Dataset records:
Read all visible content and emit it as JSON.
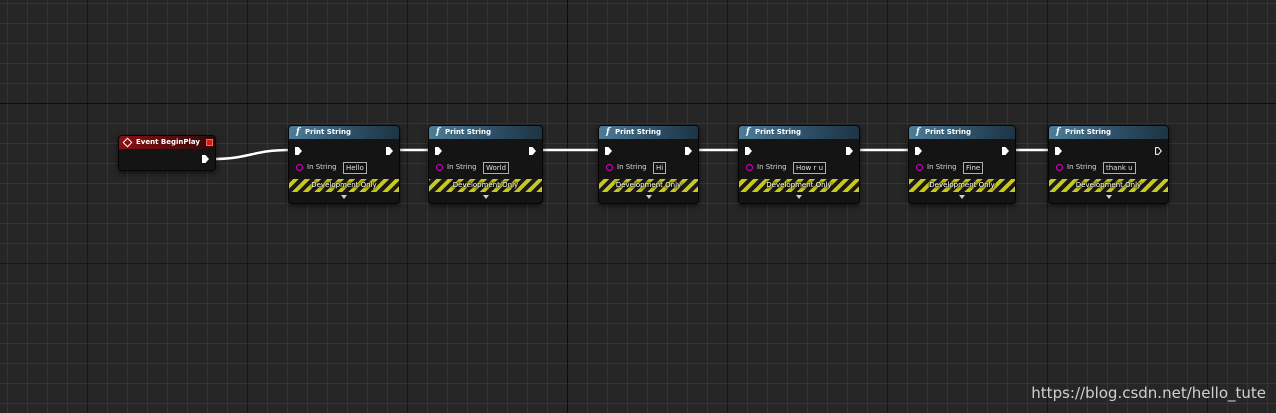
{
  "event_node": {
    "title": "Event BeginPlay"
  },
  "print_nodes": [
    {
      "title": "Print String",
      "in_string_label": "In String",
      "value": "Hello",
      "dev_label": "Development Only"
    },
    {
      "title": "Print String",
      "in_string_label": "In String",
      "value": "World",
      "dev_label": "Development Only"
    },
    {
      "title": "Print String",
      "in_string_label": "In String",
      "value": "Hi",
      "dev_label": "Development Only"
    },
    {
      "title": "Print String",
      "in_string_label": "In String",
      "value": "How r u",
      "dev_label": "Development Only"
    },
    {
      "title": "Print String",
      "in_string_label": "In String",
      "value": "Fine",
      "dev_label": "Development Only"
    },
    {
      "title": "Print String",
      "in_string_label": "In String",
      "value": "thank u",
      "dev_label": "Development Only"
    }
  ],
  "icons": {
    "event": "diamond-event-icon",
    "function": "function-f-icon",
    "exec": "exec-pin-icon",
    "string": "string-pin-icon",
    "delegate": "delegate-pin-icon",
    "expand": "chevron-down-icon"
  },
  "colors": {
    "background": "#262626",
    "event_header": "#8a1010",
    "function_header": "#4d7c98",
    "string_pin": "#e000c8",
    "dev_stripe": "#c8c81e",
    "wire": "#ffffff"
  },
  "watermark": "https://blog.csdn.net/hello_tute"
}
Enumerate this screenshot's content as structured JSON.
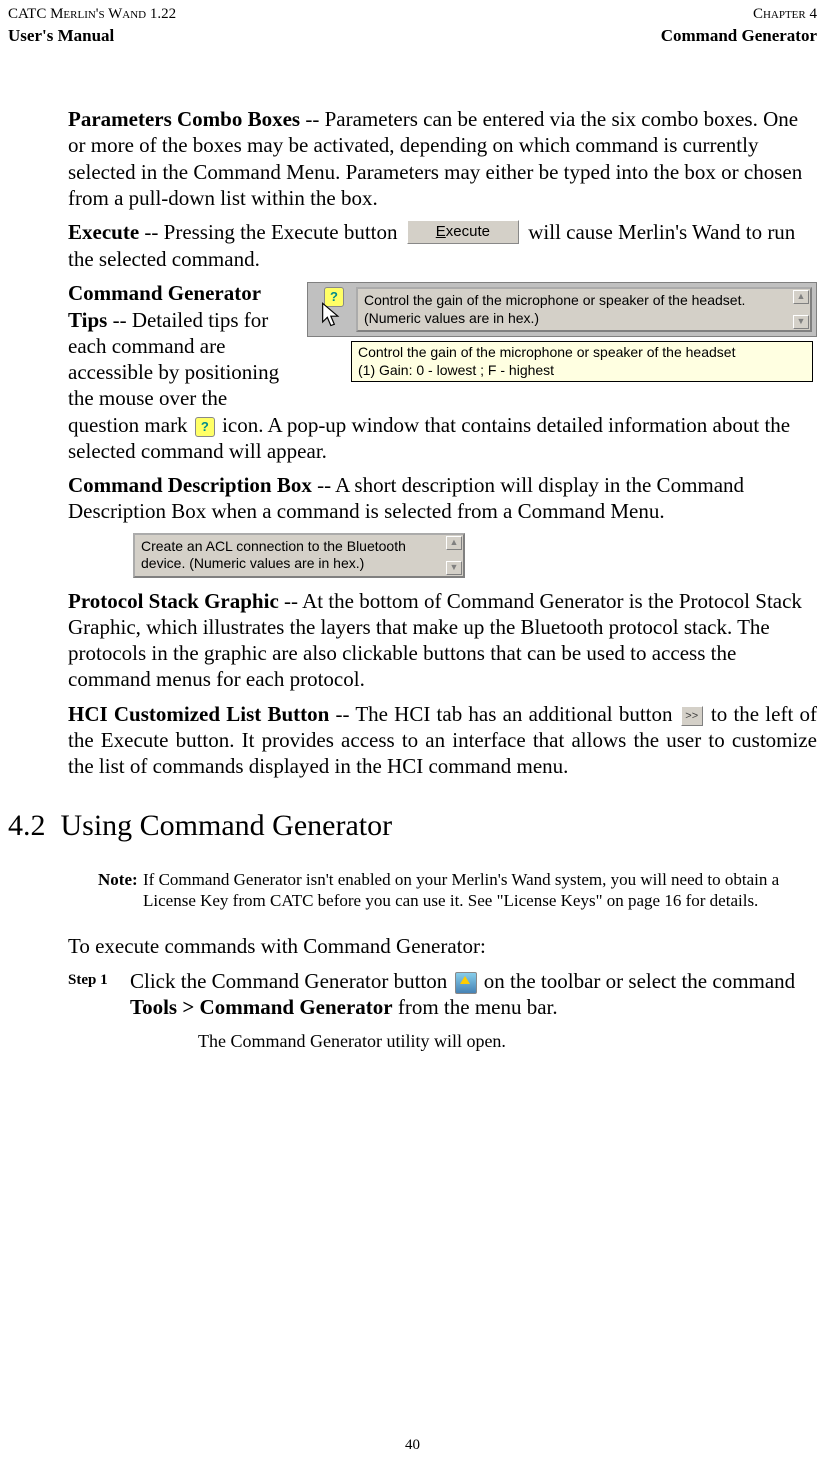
{
  "header": {
    "product": "CATC Merlin's Wand 1.22",
    "chapter": "Chapter 4",
    "manual": "User's Manual",
    "section_title": "Command Generator"
  },
  "paragraphs": {
    "combo_boxes_label": "Parameters Combo Boxes",
    "combo_boxes_text": " -- Parameters can be entered via the six combo boxes. One or more of the boxes may be activated, depending on which command is currently selected in the Command Menu. Parameters may either be typed into the box or chosen from a pull-down list within the box.",
    "execute_label": "Execute",
    "execute_before": " -- Pressing the Execute button ",
    "execute_btn_text": "Execute",
    "execute_after": " will cause Merlin's Wand to run the selected command.",
    "tips_label": "Command Generator Tips",
    "tips_before": " -- Detailed tips for each command are accessible by positioning the mouse over the question mark ",
    "tips_after": " icon. A pop-up window that contains detailed information about the selected command will appear.",
    "tip_box_line1": "Control the gain of the microphone or speaker of the headset. (Numeric values are in hex.)",
    "tip_tooltip_line1": "Control the gain of the microphone or speaker of the headset",
    "tip_tooltip_line2": "(1) Gain: 0 - lowest ; F - highest",
    "desc_label": "Command Description Box",
    "desc_text": " -- A short description will display in the Command Description Box when a command is selected from a Command Menu.",
    "desc_box_text": "Create an ACL connection to the Bluetooth device. (Numeric values are in hex.)",
    "stack_label": "Protocol Stack Graphic",
    "stack_text": " -- At the bottom of Command Generator is the Protocol Stack Graphic, which illustrates the layers that make up the Bluetooth protocol stack. The protocols in the graphic are also clickable buttons that can be used to access the command menus for each protocol.",
    "hci_label": "HCI Customized List Button",
    "hci_before": " -- The HCI tab has an additional button ",
    "hci_more": ">>",
    "hci_after": " to the left of the Execute button. It provides access to an interface that allows the user to customize the list of commands displayed in the HCI command menu."
  },
  "section": {
    "number": "4.2",
    "title": "Using Command Generator"
  },
  "note": {
    "label": "Note",
    "text": "If Command Generator isn't enabled on your Merlin's Wand system, you will need to obtain a License Key from CATC before you can use it. See \"License Keys\" on page 16 for details."
  },
  "intro": "To execute commands with Command Generator:",
  "step1": {
    "label": "Step 1",
    "before": "Click the Command Generator button ",
    "after_icon": " on the toolbar or select the command ",
    "menu_path": "Tools > Command Generator",
    "after_menu": " from the menu bar.",
    "result": "The Command Generator utility will open."
  },
  "footer": {
    "page_number": "40"
  },
  "icons": {
    "question_mark": "?",
    "scroll_up": "▲",
    "scroll_down": "▼"
  }
}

TASK PROMPT |
Determine the number of lines in the data that contain "values" as a word or string, and state only that number.

SOLUTION TO THIS PROBLEM |
2